--- START OF Information provided ---

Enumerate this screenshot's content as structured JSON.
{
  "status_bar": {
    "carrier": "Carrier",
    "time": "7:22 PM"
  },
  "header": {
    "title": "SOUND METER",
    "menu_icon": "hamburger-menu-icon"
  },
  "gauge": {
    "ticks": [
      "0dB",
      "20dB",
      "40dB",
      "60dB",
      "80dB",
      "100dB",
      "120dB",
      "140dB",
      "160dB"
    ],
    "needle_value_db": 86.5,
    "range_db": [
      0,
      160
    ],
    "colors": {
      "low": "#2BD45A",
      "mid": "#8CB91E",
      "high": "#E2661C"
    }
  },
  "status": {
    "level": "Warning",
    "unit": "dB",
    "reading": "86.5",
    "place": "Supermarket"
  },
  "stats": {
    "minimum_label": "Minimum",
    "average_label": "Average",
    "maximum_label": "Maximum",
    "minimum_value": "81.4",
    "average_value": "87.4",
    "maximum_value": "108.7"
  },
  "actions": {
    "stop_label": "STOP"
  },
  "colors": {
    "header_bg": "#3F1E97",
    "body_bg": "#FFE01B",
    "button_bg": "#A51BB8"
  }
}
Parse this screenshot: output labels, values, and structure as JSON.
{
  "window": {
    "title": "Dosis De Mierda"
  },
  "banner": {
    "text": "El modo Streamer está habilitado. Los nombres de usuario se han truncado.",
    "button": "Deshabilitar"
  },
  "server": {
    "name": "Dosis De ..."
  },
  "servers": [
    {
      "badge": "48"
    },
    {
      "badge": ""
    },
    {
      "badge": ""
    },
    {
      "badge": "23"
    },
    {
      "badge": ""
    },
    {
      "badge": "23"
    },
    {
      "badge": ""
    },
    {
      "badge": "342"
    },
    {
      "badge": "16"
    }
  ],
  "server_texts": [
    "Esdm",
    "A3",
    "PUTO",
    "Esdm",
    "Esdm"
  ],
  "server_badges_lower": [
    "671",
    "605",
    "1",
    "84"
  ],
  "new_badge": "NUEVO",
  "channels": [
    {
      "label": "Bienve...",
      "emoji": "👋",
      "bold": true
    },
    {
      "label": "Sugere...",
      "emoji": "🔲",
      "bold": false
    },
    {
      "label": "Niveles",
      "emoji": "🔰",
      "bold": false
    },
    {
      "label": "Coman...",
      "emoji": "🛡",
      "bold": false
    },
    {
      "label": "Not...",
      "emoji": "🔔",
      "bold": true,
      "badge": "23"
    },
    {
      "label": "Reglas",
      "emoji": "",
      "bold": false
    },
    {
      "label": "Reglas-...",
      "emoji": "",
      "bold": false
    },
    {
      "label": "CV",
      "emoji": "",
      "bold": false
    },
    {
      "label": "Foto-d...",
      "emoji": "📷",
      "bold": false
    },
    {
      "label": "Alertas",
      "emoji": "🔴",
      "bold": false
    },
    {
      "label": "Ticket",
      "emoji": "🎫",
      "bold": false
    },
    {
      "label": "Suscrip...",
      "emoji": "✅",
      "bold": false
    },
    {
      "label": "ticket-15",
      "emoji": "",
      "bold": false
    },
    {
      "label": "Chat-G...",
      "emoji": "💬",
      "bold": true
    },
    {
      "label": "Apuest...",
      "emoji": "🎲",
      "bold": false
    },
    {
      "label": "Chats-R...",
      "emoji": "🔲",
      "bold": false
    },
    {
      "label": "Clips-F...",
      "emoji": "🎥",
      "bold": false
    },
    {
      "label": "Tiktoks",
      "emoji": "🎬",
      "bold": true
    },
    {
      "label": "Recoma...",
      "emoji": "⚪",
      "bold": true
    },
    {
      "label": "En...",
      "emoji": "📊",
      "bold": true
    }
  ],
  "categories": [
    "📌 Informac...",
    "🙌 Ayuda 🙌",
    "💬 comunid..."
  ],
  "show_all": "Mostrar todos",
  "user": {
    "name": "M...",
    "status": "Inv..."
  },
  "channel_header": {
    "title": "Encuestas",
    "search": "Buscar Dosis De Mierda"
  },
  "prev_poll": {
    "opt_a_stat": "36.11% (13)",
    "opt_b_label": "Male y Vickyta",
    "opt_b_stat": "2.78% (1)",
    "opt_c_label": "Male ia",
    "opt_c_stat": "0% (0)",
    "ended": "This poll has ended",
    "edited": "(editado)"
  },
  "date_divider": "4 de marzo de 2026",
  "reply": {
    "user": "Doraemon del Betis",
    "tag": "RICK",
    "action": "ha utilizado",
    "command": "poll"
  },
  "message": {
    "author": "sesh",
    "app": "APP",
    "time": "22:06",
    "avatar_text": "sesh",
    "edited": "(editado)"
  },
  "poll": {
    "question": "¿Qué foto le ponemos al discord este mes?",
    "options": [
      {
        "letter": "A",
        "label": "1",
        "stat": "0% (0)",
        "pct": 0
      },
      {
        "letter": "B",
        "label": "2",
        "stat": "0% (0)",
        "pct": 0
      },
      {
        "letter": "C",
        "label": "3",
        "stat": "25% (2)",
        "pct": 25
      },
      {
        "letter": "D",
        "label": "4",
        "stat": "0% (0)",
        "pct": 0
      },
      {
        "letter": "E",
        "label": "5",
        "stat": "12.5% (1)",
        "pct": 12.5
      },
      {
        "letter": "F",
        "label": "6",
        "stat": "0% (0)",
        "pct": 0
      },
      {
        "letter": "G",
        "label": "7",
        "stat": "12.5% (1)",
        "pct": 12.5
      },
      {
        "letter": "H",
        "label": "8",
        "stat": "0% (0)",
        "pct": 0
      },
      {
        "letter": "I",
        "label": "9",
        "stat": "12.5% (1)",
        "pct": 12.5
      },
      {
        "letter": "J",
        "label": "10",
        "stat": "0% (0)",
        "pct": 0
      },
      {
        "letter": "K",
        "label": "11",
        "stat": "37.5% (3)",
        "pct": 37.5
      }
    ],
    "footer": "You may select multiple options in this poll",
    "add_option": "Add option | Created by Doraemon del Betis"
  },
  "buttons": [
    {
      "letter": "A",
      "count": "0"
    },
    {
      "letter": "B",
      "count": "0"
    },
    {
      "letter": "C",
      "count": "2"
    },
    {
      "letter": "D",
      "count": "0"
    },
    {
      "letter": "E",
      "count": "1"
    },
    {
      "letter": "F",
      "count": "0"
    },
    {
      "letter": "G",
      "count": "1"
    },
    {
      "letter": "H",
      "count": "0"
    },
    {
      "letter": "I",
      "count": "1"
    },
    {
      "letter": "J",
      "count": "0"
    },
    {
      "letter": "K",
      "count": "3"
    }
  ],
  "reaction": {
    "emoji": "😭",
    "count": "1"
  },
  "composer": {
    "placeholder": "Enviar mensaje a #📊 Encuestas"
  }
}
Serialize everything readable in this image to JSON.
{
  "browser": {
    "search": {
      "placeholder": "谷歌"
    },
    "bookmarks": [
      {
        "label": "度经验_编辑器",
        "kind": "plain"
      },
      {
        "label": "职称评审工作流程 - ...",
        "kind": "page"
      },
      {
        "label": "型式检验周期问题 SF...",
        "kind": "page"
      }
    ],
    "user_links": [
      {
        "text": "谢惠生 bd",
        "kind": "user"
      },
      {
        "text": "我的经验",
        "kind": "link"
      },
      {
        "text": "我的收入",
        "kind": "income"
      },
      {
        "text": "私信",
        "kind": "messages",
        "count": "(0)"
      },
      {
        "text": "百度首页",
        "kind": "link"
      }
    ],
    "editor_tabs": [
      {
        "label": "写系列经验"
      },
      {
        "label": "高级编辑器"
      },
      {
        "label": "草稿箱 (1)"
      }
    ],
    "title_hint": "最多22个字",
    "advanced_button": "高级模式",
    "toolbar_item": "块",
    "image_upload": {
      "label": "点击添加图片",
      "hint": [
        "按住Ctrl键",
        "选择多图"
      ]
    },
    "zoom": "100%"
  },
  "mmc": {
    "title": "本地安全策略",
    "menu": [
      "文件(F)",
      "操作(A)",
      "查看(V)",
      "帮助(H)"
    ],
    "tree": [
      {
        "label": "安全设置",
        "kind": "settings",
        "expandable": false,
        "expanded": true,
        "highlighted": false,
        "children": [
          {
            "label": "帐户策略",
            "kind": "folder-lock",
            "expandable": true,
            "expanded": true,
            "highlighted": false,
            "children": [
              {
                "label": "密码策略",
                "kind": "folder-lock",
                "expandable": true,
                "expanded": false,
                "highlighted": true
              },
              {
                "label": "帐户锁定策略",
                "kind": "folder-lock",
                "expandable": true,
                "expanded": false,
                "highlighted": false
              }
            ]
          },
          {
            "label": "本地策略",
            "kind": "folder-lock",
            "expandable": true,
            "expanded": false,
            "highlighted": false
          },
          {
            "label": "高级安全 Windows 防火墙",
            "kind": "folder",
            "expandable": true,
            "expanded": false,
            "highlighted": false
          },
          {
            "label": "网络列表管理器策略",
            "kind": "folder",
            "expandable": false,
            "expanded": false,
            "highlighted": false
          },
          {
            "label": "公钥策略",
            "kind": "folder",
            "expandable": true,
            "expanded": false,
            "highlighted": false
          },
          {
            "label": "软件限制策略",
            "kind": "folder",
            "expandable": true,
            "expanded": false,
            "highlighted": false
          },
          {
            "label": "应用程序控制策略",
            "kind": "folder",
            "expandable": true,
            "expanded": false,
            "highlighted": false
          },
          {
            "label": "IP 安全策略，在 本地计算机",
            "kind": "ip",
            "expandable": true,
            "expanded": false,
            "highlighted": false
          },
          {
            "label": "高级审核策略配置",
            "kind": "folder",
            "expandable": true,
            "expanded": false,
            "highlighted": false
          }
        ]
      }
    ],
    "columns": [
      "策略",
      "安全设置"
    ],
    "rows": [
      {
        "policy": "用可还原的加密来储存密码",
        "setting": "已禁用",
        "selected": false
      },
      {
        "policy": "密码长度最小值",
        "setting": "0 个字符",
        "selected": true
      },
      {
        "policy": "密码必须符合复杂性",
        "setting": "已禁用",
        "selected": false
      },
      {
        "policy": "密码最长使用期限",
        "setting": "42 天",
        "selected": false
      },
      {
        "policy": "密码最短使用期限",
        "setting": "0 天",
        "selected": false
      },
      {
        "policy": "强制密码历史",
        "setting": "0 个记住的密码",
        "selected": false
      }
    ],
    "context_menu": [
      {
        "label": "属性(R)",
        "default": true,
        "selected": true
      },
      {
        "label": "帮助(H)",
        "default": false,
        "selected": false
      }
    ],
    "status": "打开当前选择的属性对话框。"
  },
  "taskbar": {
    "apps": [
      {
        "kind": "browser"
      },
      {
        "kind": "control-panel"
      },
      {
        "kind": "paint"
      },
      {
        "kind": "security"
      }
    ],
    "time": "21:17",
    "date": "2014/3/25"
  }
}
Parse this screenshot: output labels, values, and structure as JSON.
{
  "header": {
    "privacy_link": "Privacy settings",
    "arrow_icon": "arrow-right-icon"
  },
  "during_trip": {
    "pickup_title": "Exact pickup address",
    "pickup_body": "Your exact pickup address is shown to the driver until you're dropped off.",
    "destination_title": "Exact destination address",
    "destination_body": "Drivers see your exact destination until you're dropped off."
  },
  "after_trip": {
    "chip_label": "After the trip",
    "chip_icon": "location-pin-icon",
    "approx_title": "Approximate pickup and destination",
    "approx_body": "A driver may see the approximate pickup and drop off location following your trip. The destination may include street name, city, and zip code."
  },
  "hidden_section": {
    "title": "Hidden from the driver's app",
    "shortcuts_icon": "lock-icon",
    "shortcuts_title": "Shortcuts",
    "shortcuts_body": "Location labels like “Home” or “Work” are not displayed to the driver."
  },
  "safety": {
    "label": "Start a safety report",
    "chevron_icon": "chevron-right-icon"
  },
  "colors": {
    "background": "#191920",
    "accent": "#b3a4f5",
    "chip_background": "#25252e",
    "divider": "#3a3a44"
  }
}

--- END OF Information provided ---

Pick out, from the lines above, every one that contains the string "Encuestas".

Solution to the problem »
    "title": "Encuestas",
    "placeholder": "Enviar mensaje a #📊 Encuestas"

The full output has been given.